Exercise objective: Search the listing below for the string "Manual" and show each line that contains it.

■ ■ ■ ■ ■

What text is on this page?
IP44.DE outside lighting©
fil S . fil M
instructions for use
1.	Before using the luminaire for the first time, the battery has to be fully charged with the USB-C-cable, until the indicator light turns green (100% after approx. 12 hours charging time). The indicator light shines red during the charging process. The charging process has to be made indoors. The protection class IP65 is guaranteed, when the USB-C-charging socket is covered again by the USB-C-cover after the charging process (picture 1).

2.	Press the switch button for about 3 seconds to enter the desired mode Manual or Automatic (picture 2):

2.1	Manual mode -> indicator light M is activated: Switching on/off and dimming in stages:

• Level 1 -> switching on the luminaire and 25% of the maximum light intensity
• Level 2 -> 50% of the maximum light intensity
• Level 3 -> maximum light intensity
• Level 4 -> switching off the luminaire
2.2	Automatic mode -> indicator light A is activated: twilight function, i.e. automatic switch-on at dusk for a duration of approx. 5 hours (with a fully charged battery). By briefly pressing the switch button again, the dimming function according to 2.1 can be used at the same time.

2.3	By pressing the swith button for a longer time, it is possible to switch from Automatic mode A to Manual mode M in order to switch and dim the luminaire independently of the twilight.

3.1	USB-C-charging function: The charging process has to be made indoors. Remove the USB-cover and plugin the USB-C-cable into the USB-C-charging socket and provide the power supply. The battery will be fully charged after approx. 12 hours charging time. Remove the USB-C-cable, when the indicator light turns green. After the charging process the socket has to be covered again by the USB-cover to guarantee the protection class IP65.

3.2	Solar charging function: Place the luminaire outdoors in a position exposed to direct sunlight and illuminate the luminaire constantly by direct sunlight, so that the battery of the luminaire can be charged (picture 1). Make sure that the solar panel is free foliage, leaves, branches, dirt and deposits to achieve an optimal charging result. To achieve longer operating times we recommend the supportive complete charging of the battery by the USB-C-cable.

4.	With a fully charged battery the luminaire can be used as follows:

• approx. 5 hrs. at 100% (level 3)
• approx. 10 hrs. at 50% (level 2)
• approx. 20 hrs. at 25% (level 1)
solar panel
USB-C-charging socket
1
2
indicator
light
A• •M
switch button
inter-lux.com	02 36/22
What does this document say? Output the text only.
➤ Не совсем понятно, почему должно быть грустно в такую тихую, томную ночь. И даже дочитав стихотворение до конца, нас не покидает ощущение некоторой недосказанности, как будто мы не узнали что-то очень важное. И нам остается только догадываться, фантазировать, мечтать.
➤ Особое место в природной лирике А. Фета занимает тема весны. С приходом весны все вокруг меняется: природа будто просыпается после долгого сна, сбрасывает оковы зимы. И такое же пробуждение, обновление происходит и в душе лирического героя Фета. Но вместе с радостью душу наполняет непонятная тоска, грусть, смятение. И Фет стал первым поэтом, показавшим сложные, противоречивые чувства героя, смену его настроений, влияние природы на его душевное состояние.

■ ■ ■ ■ ■

Written solution:
2.	Press the switch button for about 3 seconds to enter the desired mode Manual or Automatic (picture 2):
2.1	Manual mode -> indicator light M is activated: Switching on/off and dimming in stages:
2.3	By pressing the swith button for a longer time, it is possible to switch from Automatic mode A to Manual mode M in order to switch and dim the luminaire independently of the twilight.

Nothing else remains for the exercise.